■ Exercise
Report each line of the data that has "JSON" somewhere in it.

■ Extracted entries
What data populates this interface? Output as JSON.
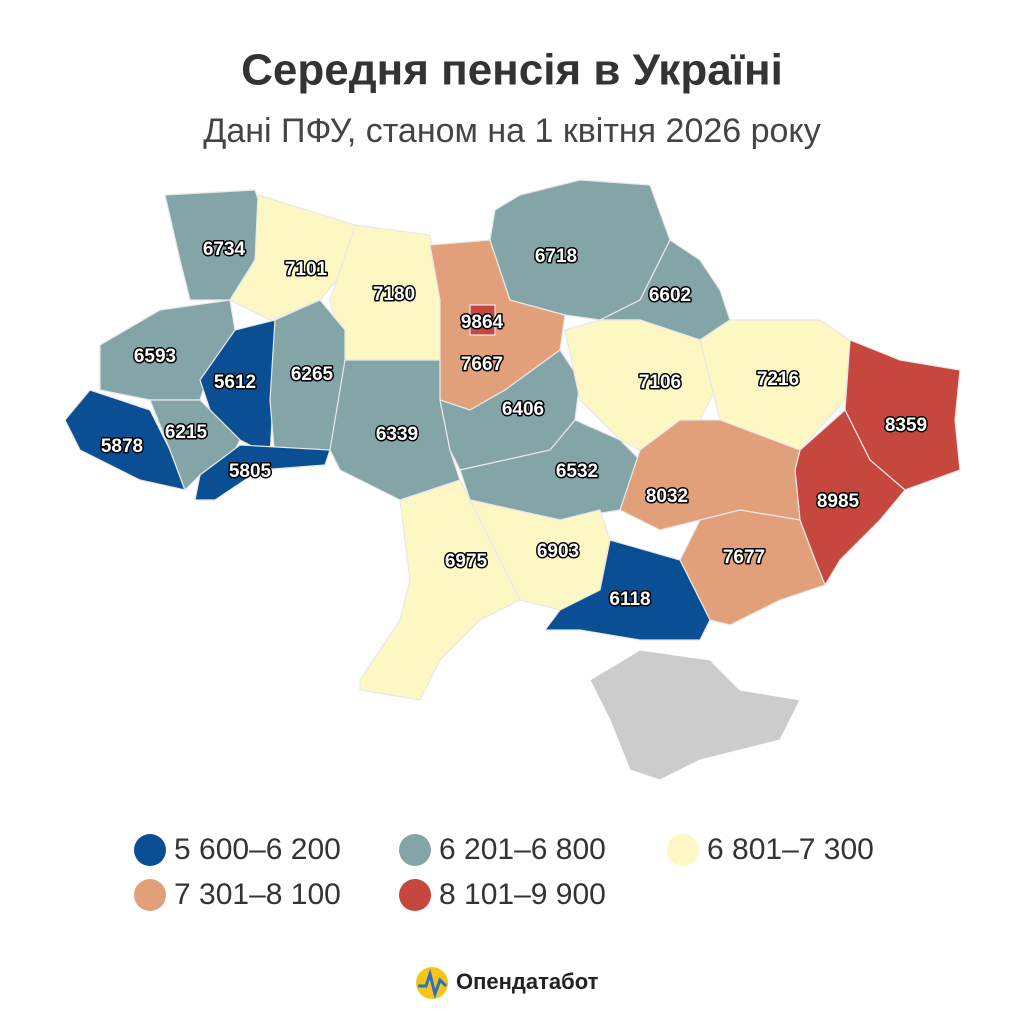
{
  "title": "Середня пенсія в Україні",
  "subtitle": "Дані ПФУ, станом на 1 квітня 2026 року",
  "regions": [
    {
      "value": 6734,
      "color": "#84a5a8"
    },
    {
      "value": 7101,
      "color": "#fdf7c3"
    },
    {
      "value": 7180,
      "color": "#fdf7c3"
    },
    {
      "value": 7667,
      "color": "#e2a07a"
    },
    {
      "value": 9864,
      "color": "#c5473d"
    },
    {
      "value": 6718,
      "color": "#84a5a8"
    },
    {
      "value": 6602,
      "color": "#84a5a8"
    },
    {
      "value": 6593,
      "color": "#84a5a8"
    },
    {
      "value": 5612,
      "color": "#0a4f94"
    },
    {
      "value": 6265,
      "color": "#84a5a8"
    },
    {
      "value": 5878,
      "color": "#0a4f94"
    },
    {
      "value": 6215,
      "color": "#84a5a8"
    },
    {
      "value": 5805,
      "color": "#0a4f94"
    },
    {
      "value": 6339,
      "color": "#84a5a8"
    },
    {
      "value": 6406,
      "color": "#84a5a8"
    },
    {
      "value": 6532,
      "color": "#84a5a8"
    },
    {
      "value": 7106,
      "color": "#fdf7c3"
    },
    {
      "value": 7216,
      "color": "#fdf7c3"
    },
    {
      "value": 8359,
      "color": "#c5473d"
    },
    {
      "value": 8985,
      "color": "#c5473d"
    },
    {
      "value": 8032,
      "color": "#e2a07a"
    },
    {
      "value": 7677,
      "color": "#e2a07a"
    },
    {
      "value": 6903,
      "color": "#fdf7c3"
    },
    {
      "value": 6975,
      "color": "#fdf7c3"
    },
    {
      "value": 6118,
      "color": "#0a4f94"
    }
  ],
  "legend": [
    {
      "label": "5 600–6 200",
      "color": "#0a4f94"
    },
    {
      "label": "6 201–6 800",
      "color": "#84a5a8"
    },
    {
      "label": "6 801–7 300",
      "color": "#fdf7c3"
    },
    {
      "label": "7 301–8 100",
      "color": "#e2a07a"
    },
    {
      "label": "8 101–9 900",
      "color": "#c5473d"
    }
  ],
  "logo": "Опендатабот"
}
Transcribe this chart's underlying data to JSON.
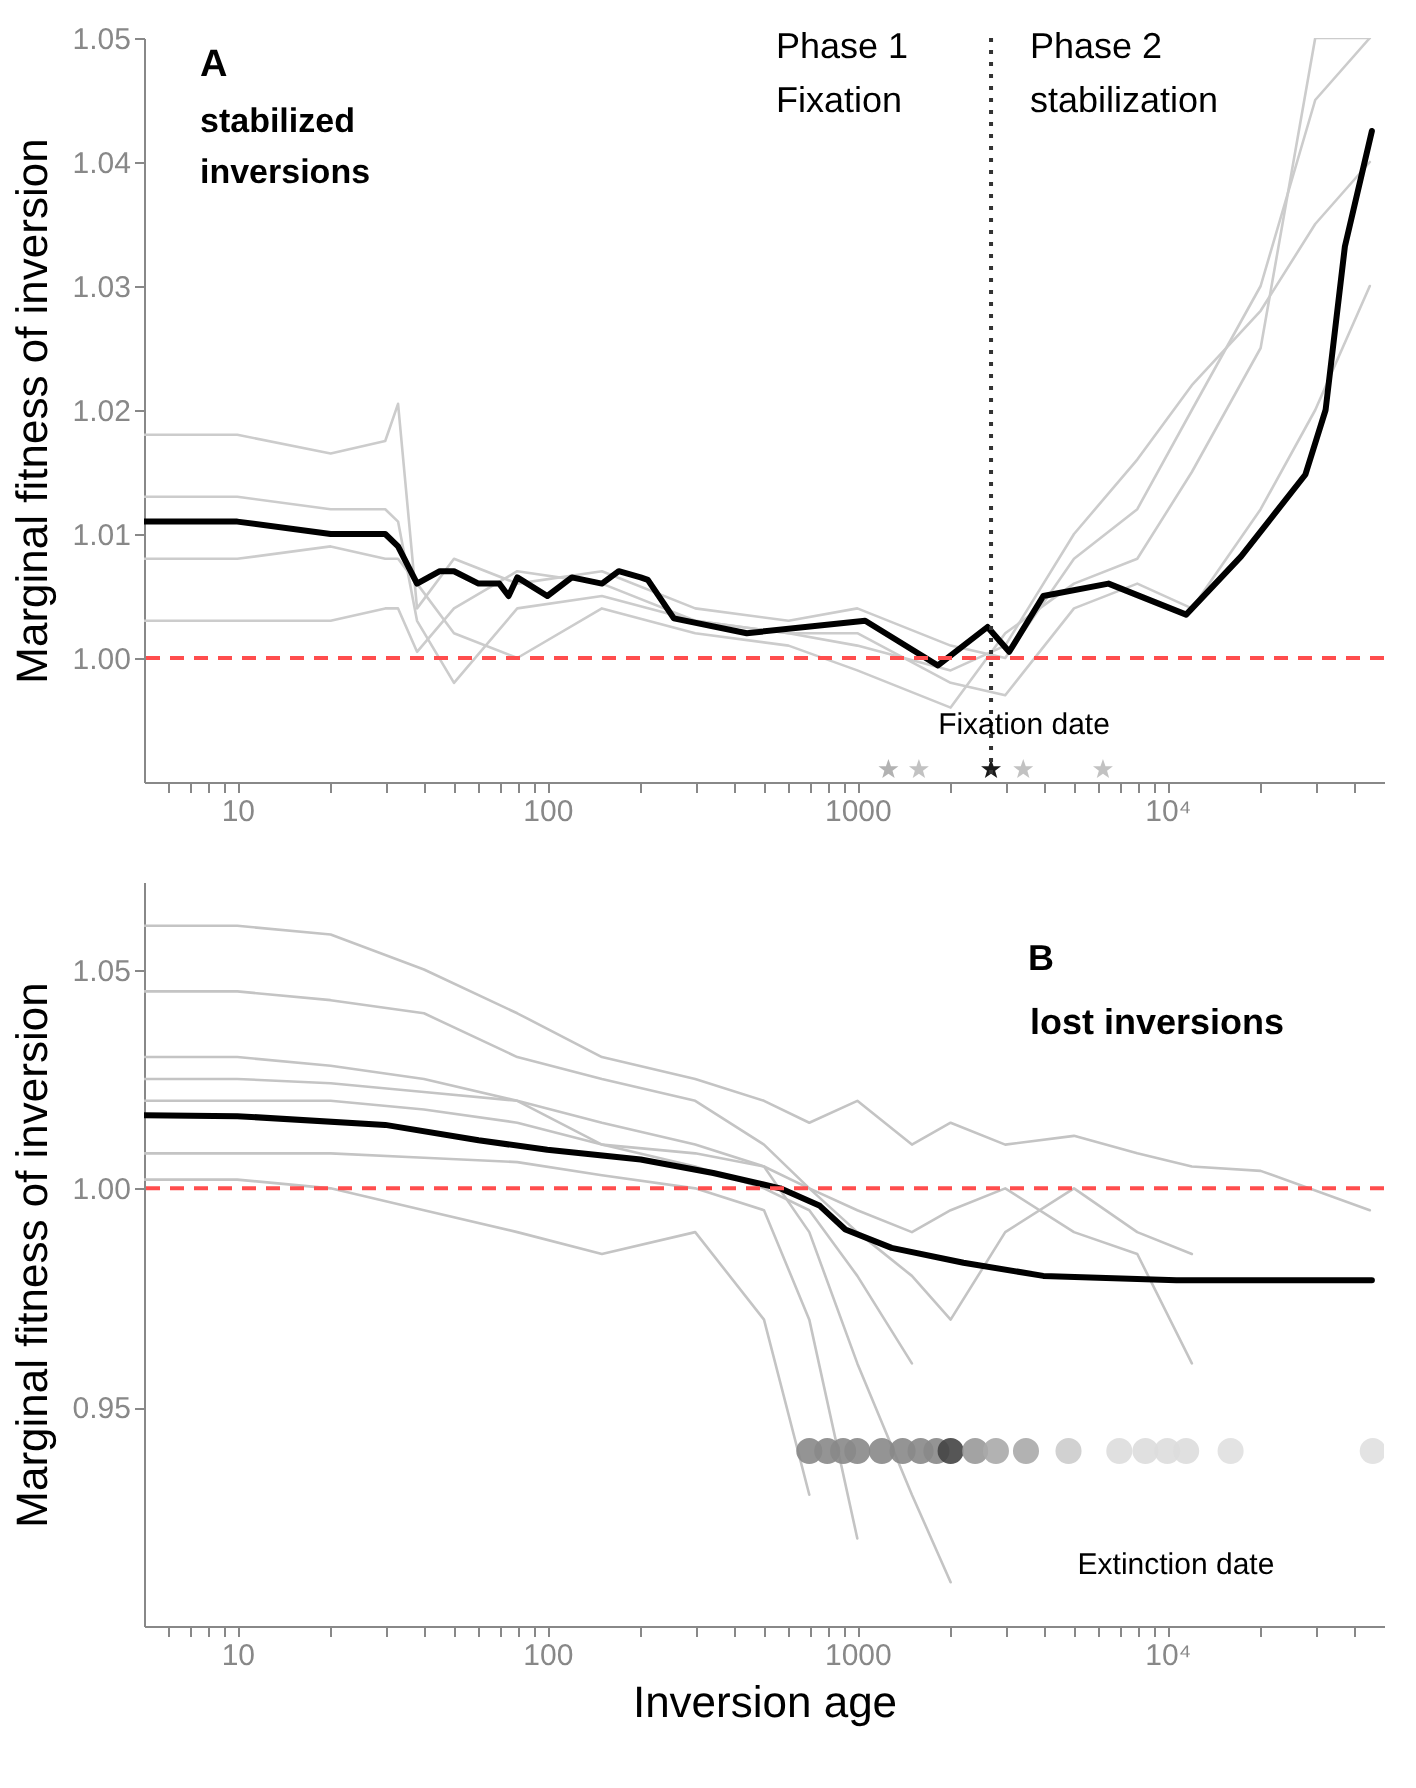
{
  "chart_data": [
    {
      "type": "line",
      "ylabel": "Marginal fitness of inversion",
      "log": "x",
      "xlim": [
        5,
        50000
      ],
      "xticks": [
        {
          "value": 6,
          "label": null
        },
        {
          "value": 7,
          "label": null
        },
        {
          "value": 8,
          "label": null
        },
        {
          "value": 9,
          "label": null
        },
        10,
        {
          "value": 20,
          "label": null
        },
        {
          "value": 30,
          "label": null
        },
        {
          "value": 40,
          "label": null
        },
        {
          "value": 50,
          "label": null
        },
        {
          "value": 60,
          "label": null
        },
        {
          "value": 70,
          "label": null
        },
        {
          "value": 80,
          "label": null
        },
        {
          "value": 90,
          "label": null
        },
        100,
        {
          "value": 200,
          "label": null
        },
        {
          "value": 300,
          "label": null
        },
        {
          "value": 400,
          "label": null
        },
        {
          "value": 500,
          "label": null
        },
        {
          "value": 600,
          "label": null
        },
        {
          "value": 700,
          "label": null
        },
        {
          "value": 800,
          "label": null
        },
        {
          "value": 900,
          "label": null
        },
        1000,
        {
          "value": 2000,
          "label": null
        },
        {
          "value": 3000,
          "label": null
        },
        {
          "value": 4000,
          "label": null
        },
        {
          "value": 5000,
          "label": null
        },
        {
          "value": 6000,
          "label": null
        },
        {
          "value": 7000,
          "label": null
        },
        {
          "value": 8000,
          "label": null
        },
        {
          "value": 9000,
          "label": null
        },
        {
          "value": 10000,
          "label": "10⁴"
        },
        {
          "value": 20000,
          "label": null
        },
        {
          "value": 30000,
          "label": null
        },
        {
          "value": 40000,
          "label": null
        }
      ],
      "ylim": [
        0.99,
        1.05
      ],
      "yticks": [
        {
          "value": 1,
          "label": "1.00"
        },
        1.01,
        1.02,
        1.03,
        1.04,
        1.05
      ],
      "series": [
        {
          "color": "#cccccc",
          "x": [
            5,
            10,
            20,
            30,
            33,
            38,
            50,
            80,
            150,
            300,
            600,
            1000,
            2000,
            3000,
            5000,
            8000,
            12000,
            20000,
            30000,
            45000
          ],
          "values": [
            1.018,
            1.018,
            1.0165,
            1.0175,
            1.0205,
            1.004,
            1.008,
            1.006,
            1.007,
            1.004,
            1.003,
            1.004,
            1.001,
            1.0,
            1.008,
            1.012,
            1.02,
            1.03,
            1.045,
            1.05
          ]
        },
        {
          "color": "#cccccc",
          "x": [
            5,
            10,
            20,
            30,
            33,
            38,
            50,
            80,
            150,
            300,
            600,
            1000,
            2000,
            3000,
            5000,
            8000,
            12000,
            20000,
            30000,
            45000
          ],
          "values": [
            1.013,
            1.013,
            1.012,
            1.012,
            1.011,
            1.003,
            0.998,
            1.004,
            1.005,
            1.003,
            1.002,
            1.002,
            0.998,
            0.997,
            1.004,
            1.006,
            1.004,
            1.012,
            1.02,
            1.03
          ]
        },
        {
          "color": "#cccccc",
          "x": [
            5,
            10,
            20,
            30,
            33,
            38,
            50,
            80,
            150,
            300,
            600,
            1000,
            2000,
            3000,
            5000,
            8000,
            12000,
            20000,
            30000,
            45000
          ],
          "values": [
            1.008,
            1.008,
            1.009,
            1.008,
            1.008,
            1.006,
            1.002,
            1.0,
            1.004,
            1.002,
            1.001,
            0.999,
            0.996,
            1.002,
            1.006,
            1.008,
            1.015,
            1.025,
            1.05,
            1.05
          ]
        },
        {
          "color": "#cccccc",
          "x": [
            5,
            10,
            20,
            30,
            33,
            38,
            50,
            80,
            150,
            300,
            600,
            1000,
            2000,
            3000,
            5000,
            8000,
            12000,
            20000,
            30000,
            45000
          ],
          "values": [
            1.003,
            1.003,
            1.003,
            1.004,
            1.004,
            1.0005,
            1.004,
            1.007,
            1.006,
            1.003,
            1.002,
            1.001,
            0.999,
            1.001,
            1.01,
            1.016,
            1.022,
            1.028,
            1.035,
            1.04
          ]
        },
        {
          "color": "#000000",
          "x": [
            5,
            10,
            20,
            30,
            33,
            38,
            45,
            50,
            60,
            70,
            75,
            80,
            100,
            120,
            150,
            170,
            200,
            211,
            256,
            440,
            1060,
            1820,
            2630,
            3090,
            3980,
            6460,
            11500,
            17300,
            27900,
            32400,
            37400,
            45700
          ],
          "values": [
            1.011,
            1.011,
            1.01,
            1.01,
            1.009,
            1.006,
            1.007,
            1.007,
            1.006,
            1.006,
            1.005,
            1.0065,
            1.005,
            1.0065,
            1.006,
            1.007,
            1.0065,
            1.0063,
            1.0032,
            1.002,
            1.003,
            0.9994,
            1.0025,
            1.0005,
            1.005,
            1.006,
            1.0035,
            1.0082,
            1.0148,
            1.02,
            1.0332,
            1.0425
          ]
        },
        {
          "type": "scatter",
          "marker": "star",
          "x": [
            1260,
            1580,
            2700,
            3430,
            6200
          ],
          "values": [
            0.991,
            0.991,
            0.991,
            0.991,
            0.991
          ],
          "colors": [
            "#aaaaaa",
            "#bbbbbb",
            "#000000",
            "#bbbbbb",
            "#bbbbbb"
          ]
        }
      ],
      "ref_lines": [
        {
          "axis": "y",
          "value": 1,
          "color": "#ff4d4d",
          "line_style": "dashed"
        },
        {
          "axis": "x",
          "value": 2700,
          "color": "#333333",
          "line_style": "dotted"
        }
      ],
      "annotations": [
        "A",
        "stabilized\ninversions",
        "Phase 1\nFixation",
        "Phase 2\nstabilization",
        "Fixation date"
      ]
    },
    {
      "type": "line",
      "xlabel": "Inversion age",
      "ylabel": "Marginal fitness of inversion",
      "log": "x",
      "xlim": [
        5,
        50000
      ],
      "xticks": [
        {
          "value": 6,
          "label": null
        },
        {
          "value": 7,
          "label": null
        },
        {
          "value": 8,
          "label": null
        },
        {
          "value": 9,
          "label": null
        },
        10,
        {
          "value": 20,
          "label": null
        },
        {
          "value": 30,
          "label": null
        },
        {
          "value": 40,
          "label": null
        },
        {
          "value": 50,
          "label": null
        },
        {
          "value": 60,
          "label": null
        },
        {
          "value": 70,
          "label": null
        },
        {
          "value": 80,
          "label": null
        },
        {
          "value": 90,
          "label": null
        },
        100,
        {
          "value": 200,
          "label": null
        },
        {
          "value": 300,
          "label": null
        },
        {
          "value": 400,
          "label": null
        },
        {
          "value": 500,
          "label": null
        },
        {
          "value": 600,
          "label": null
        },
        {
          "value": 700,
          "label": null
        },
        {
          "value": 800,
          "label": null
        },
        {
          "value": 900,
          "label": null
        },
        1000,
        {
          "value": 2000,
          "label": null
        },
        {
          "value": 3000,
          "label": null
        },
        {
          "value": 4000,
          "label": null
        },
        {
          "value": 5000,
          "label": null
        },
        {
          "value": 6000,
          "label": null
        },
        {
          "value": 7000,
          "label": null
        },
        {
          "value": 8000,
          "label": null
        },
        {
          "value": 9000,
          "label": null
        },
        {
          "value": 10000,
          "label": "10⁴"
        },
        {
          "value": 20000,
          "label": null
        },
        {
          "value": 30000,
          "label": null
        },
        {
          "value": 40000,
          "label": null
        }
      ],
      "ylim": [
        0.9,
        1.07
      ],
      "yticks": [
        0.95,
        {
          "value": 1,
          "label": "1.00"
        },
        1.05
      ],
      "series": [
        {
          "color": "#c4c4c4",
          "x": [
            5,
            10,
            20,
            40,
            80,
            150,
            300,
            500,
            700,
            1000,
            1500,
            2000,
            3000,
            5000,
            8000,
            12000,
            20000,
            45000
          ],
          "values": [
            1.06,
            1.06,
            1.058,
            1.05,
            1.04,
            1.03,
            1.025,
            1.02,
            1.015,
            1.02,
            1.01,
            1.015,
            1.01,
            1.012,
            1.008,
            1.005,
            1.004,
            0.995
          ]
        },
        {
          "color": "#c4c4c4",
          "x": [
            5,
            10,
            20,
            40,
            80,
            150,
            300,
            500,
            700,
            1000,
            1500,
            2000,
            3000,
            5000,
            8000,
            12000
          ],
          "values": [
            1.045,
            1.045,
            1.043,
            1.04,
            1.03,
            1.025,
            1.02,
            1.01,
            1.0,
            0.99,
            0.98,
            0.97,
            0.99,
            1.0,
            0.99,
            0.985
          ]
        },
        {
          "color": "#c4c4c4",
          "x": [
            5,
            10,
            20,
            40,
            80,
            150,
            300,
            500,
            700,
            1000,
            1500,
            2000
          ],
          "values": [
            1.03,
            1.03,
            1.028,
            1.025,
            1.02,
            1.015,
            1.01,
            1.005,
            0.99,
            0.96,
            0.93,
            0.91
          ]
        },
        {
          "color": "#c4c4c4",
          "x": [
            5,
            10,
            20,
            40,
            80,
            150,
            300,
            500,
            700,
            1000,
            1500
          ],
          "values": [
            1.02,
            1.02,
            1.02,
            1.018,
            1.015,
            1.01,
            1.005,
            1.0,
            0.995,
            0.98,
            0.96
          ]
        },
        {
          "color": "#c4c4c4",
          "x": [
            5,
            10,
            20,
            40,
            80,
            150,
            300,
            500,
            700,
            1000
          ],
          "values": [
            1.008,
            1.008,
            1.008,
            1.007,
            1.006,
            1.003,
            1.0,
            0.995,
            0.97,
            0.92
          ]
        },
        {
          "color": "#c4c4c4",
          "x": [
            5,
            10,
            20,
            40,
            80,
            150,
            300,
            500,
            700
          ],
          "values": [
            1.002,
            1.002,
            1.0,
            0.995,
            0.99,
            0.985,
            0.99,
            0.97,
            0.93
          ]
        },
        {
          "color": "#c4c4c4",
          "x": [
            5,
            10,
            20,
            40,
            80,
            150,
            300,
            500,
            700,
            1000,
            1500,
            2000,
            3000,
            5000,
            8000,
            12000
          ],
          "values": [
            1.025,
            1.025,
            1.024,
            1.022,
            1.02,
            1.01,
            1.008,
            1.005,
            1.0,
            0.995,
            0.99,
            0.995,
            1.0,
            0.99,
            0.985,
            0.96
          ]
        },
        {
          "color": "#000000",
          "x": [
            5,
            10,
            30,
            60,
            100,
            200,
            343,
            564,
            757,
            915,
            1290,
            2200,
            3980,
            10700,
            45700
          ],
          "values": [
            1.0167,
            1.0165,
            1.0145,
            1.011,
            1.0088,
            1.0066,
            1.0035,
            1.0,
            0.996,
            0.9906,
            0.9864,
            0.983,
            0.98,
            0.979,
            0.979
          ]
        },
        {
          "type": "scatter",
          "marker": "circle",
          "x": [
            700,
            800,
            900,
            1000,
            1200,
            1400,
            1600,
            1800,
            2000,
            2400,
            2800,
            3500,
            4800,
            7000,
            8500,
            10000,
            11500,
            16000,
            46000
          ],
          "values": [
            0.94,
            0.94,
            0.94,
            0.94,
            0.94,
            0.94,
            0.94,
            0.94,
            0.94,
            0.94,
            0.94,
            0.94,
            0.94,
            0.94,
            0.94,
            0.94,
            0.94,
            0.94,
            0.94
          ],
          "colors": [
            "#888888",
            "#888888",
            "#888888",
            "#888888",
            "#888888",
            "#888888",
            "#888888",
            "#888888",
            "#444444",
            "#999999",
            "#aaaaaa",
            "#aaaaaa",
            "#cccccc",
            "#dddddd",
            "#dddddd",
            "#dddddd",
            "#dddddd",
            "#e0e0e0",
            "#e0e0e0"
          ]
        }
      ],
      "ref_lines": [
        {
          "axis": "y",
          "value": 1,
          "color": "#ff4d4d",
          "line_style": "dashed"
        }
      ],
      "annotations": [
        "B",
        "lost inversions",
        "Extinction date"
      ]
    }
  ]
}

■ Written response
What data populates this interface? Output as JSON.
Transcribe this chart's underlying data to JSON.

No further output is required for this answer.